SHORT EXERCISE: Repeat the material exactly, leaving nothing out.

DATA:

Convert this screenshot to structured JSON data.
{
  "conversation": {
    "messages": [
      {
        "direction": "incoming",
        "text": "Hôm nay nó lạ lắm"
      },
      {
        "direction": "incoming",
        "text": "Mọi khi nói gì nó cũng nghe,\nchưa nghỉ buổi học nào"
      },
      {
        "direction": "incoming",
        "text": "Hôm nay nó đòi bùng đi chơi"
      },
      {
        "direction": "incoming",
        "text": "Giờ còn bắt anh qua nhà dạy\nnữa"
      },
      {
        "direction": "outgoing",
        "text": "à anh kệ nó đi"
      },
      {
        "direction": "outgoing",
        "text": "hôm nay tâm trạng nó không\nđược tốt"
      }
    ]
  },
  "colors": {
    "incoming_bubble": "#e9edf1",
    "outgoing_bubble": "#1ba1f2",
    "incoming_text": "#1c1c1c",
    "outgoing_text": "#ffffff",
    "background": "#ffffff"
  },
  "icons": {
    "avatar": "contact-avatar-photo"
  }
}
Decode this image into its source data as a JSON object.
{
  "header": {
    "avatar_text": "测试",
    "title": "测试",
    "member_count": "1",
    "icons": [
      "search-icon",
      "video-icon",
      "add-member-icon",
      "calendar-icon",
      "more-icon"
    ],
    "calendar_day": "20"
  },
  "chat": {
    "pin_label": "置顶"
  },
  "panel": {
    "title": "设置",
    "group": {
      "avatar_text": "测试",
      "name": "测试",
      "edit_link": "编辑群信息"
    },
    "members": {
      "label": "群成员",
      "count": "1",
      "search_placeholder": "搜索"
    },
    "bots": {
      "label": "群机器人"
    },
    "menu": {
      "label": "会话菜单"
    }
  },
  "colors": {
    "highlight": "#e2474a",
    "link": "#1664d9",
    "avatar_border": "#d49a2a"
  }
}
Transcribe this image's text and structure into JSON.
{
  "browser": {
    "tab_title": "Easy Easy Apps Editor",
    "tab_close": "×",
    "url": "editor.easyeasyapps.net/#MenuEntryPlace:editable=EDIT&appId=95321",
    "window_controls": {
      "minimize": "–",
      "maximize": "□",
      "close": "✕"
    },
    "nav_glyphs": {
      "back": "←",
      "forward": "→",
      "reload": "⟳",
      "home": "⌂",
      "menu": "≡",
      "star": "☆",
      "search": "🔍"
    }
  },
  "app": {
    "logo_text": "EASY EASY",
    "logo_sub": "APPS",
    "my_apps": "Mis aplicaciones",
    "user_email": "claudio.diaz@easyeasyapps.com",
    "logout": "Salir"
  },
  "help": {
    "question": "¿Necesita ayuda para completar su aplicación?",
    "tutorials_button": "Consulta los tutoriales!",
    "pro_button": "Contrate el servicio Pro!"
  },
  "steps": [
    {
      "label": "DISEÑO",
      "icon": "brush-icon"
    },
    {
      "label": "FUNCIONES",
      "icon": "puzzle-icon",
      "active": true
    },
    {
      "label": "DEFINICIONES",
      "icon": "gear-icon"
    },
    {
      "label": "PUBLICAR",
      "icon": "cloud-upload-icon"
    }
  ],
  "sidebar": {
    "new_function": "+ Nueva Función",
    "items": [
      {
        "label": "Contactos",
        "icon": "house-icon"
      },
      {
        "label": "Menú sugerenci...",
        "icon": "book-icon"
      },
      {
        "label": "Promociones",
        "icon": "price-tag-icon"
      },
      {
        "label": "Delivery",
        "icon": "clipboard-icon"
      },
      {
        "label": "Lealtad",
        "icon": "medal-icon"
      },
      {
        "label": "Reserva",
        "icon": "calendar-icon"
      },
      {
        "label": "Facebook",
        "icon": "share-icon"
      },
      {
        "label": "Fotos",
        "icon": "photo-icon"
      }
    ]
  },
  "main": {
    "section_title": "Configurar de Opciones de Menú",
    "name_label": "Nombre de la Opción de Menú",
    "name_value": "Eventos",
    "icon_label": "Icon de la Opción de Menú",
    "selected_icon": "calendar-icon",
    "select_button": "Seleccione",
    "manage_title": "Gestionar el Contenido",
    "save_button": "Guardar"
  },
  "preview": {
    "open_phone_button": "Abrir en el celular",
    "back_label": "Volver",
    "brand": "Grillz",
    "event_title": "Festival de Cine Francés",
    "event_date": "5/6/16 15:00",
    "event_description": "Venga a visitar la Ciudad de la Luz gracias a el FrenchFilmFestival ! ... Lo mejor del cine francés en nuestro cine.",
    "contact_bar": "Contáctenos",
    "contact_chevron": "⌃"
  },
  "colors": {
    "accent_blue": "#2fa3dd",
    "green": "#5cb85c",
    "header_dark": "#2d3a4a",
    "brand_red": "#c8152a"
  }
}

SOLUTION FOR THIS TASK:
Convert this screenshot to structured JSON data.
{
  "conversation": {
    "messages": [
      {
        "direction": "incoming",
        "text": "Hôm nay nó lạ lắm"
      },
      {
        "direction": "incoming",
        "text": "Mọi khi nói gì nó cũng nghe,\nchưa nghỉ buổi học nào"
      },
      {
        "direction": "incoming",
        "text": "Hôm nay nó đòi bùng đi chơi"
      },
      {
        "direction": "incoming",
        "text": "Giờ còn bắt anh qua nhà dạy\nnữa"
      },
      {
        "direction": "outgoing",
        "text": "à anh kệ nó đi"
      },
      {
        "direction": "outgoing",
        "text": "hôm nay tâm trạng nó không\nđược tốt"
      }
    ]
  },
  "colors": {
    "incoming_bubble": "#e9edf1",
    "outgoing_bubble": "#1ba1f2",
    "incoming_text": "#1c1c1c",
    "outgoing_text": "#ffffff",
    "background": "#ffffff"
  },
  "icons": {
    "avatar": "contact-avatar-photo"
  }
}
Decode this image into its source data as a JSON object.
{
  "header": {
    "avatar_text": "测试",
    "title": "测试",
    "member_count": "1",
    "icons": [
      "search-icon",
      "video-icon",
      "add-member-icon",
      "calendar-icon",
      "more-icon"
    ],
    "calendar_day": "20"
  },
  "chat": {
    "pin_label": "置顶"
  },
  "panel": {
    "title": "设置",
    "group": {
      "avatar_text": "测试",
      "name": "测试",
      "edit_link": "编辑群信息"
    },
    "members": {
      "label": "群成员",
      "count": "1",
      "search_placeholder": "搜索"
    },
    "bots": {
      "label": "群机器人"
    },
    "menu": {
      "label": "会话菜单"
    }
  },
  "colors": {
    "highlight": "#e2474a",
    "link": "#1664d9",
    "avatar_border": "#d49a2a"
  }
}
Transcribe this image's text and structure into JSON.
{
  "browser": {
    "tab_title": "Easy Easy Apps Editor",
    "tab_close": "×",
    "url": "editor.easyeasyapps.net/#MenuEntryPlace:editable=EDIT&appId=95321",
    "window_controls": {
      "minimize": "–",
      "maximize": "□",
      "close": "✕"
    },
    "nav_glyphs": {
      "back": "←",
      "forward": "→",
      "reload": "⟳",
      "home": "⌂",
      "menu": "≡",
      "star": "☆",
      "search": "🔍"
    }
  },
  "app": {
    "logo_text": "EASY EASY",
    "logo_sub": "APPS",
    "my_apps": "Mis aplicaciones",
    "user_email": "claudio.diaz@easyeasyapps.com",
    "logout": "Salir"
  },
  "help": {
    "question": "¿Necesita ayuda para completar su aplicación?",
    "tutorials_button": "Consulta los tutoriales!",
    "pro_button": "Contrate el servicio Pro!"
  },
  "steps": [
    {
      "label": "DISEÑO",
      "icon": "brush-icon"
    },
    {
      "label": "FUNCIONES",
      "icon": "puzzle-icon",
      "active": true
    },
    {
      "label": "DEFINICIONES",
      "icon": "gear-icon"
    },
    {
      "label": "PUBLICAR",
      "icon": "cloud-upload-icon"
    }
  ],
  "sidebar": {
    "new_function": "+ Nueva Función",
    "items": [
      {
        "label": "Contactos",
        "icon": "house-icon"
      },
      {
        "label": "Menú sugerenci...",
        "icon": "book-icon"
      },
      {
        "label": "Promociones",
        "icon": "price-tag-icon"
      },
      {
        "label": "Delivery",
        "icon": "clipboard-icon"
      },
      {
        "label": "Lealtad",
        "icon": "medal-icon"
      },
      {
        "label": "Reserva",
        "icon": "calendar-icon"
      },
      {
        "label": "Facebook",
        "icon": "share-icon"
      },
      {
        "label": "Fotos",
        "icon": "photo-icon"
      }
    ]
  },
  "main": {
    "section_title": "Configurar de Opciones de Menú",
    "name_label": "Nombre de la Opción de Menú",
    "name_value": "Eventos",
    "icon_label": "Icon de la Opción de Menú",
    "selected_icon": "calendar-icon",
    "select_button": "Seleccione",
    "manage_title": "Gestionar el Contenido",
    "save_button": "Guardar"
  },
  "preview": {
    "open_phone_button": "Abrir en el celular",
    "back_label": "Volver",
    "brand": "Grillz",
    "event_title": "Festival de Cine Francés",
    "event_date": "5/6/16 15:00",
    "event_description": "Venga a visitar la Ciudad de la Luz gracias a el FrenchFilmFestival ! ... Lo mejor del cine francés en nuestro cine.",
    "contact_bar": "Contáctenos",
    "contact_chevron": "⌃"
  },
  "colors": {
    "accent_blue": "#2fa3dd",
    "green": "#5cb85c",
    "header_dark": "#2d3a4a",
    "brand_red": "#c8152a"
  }
}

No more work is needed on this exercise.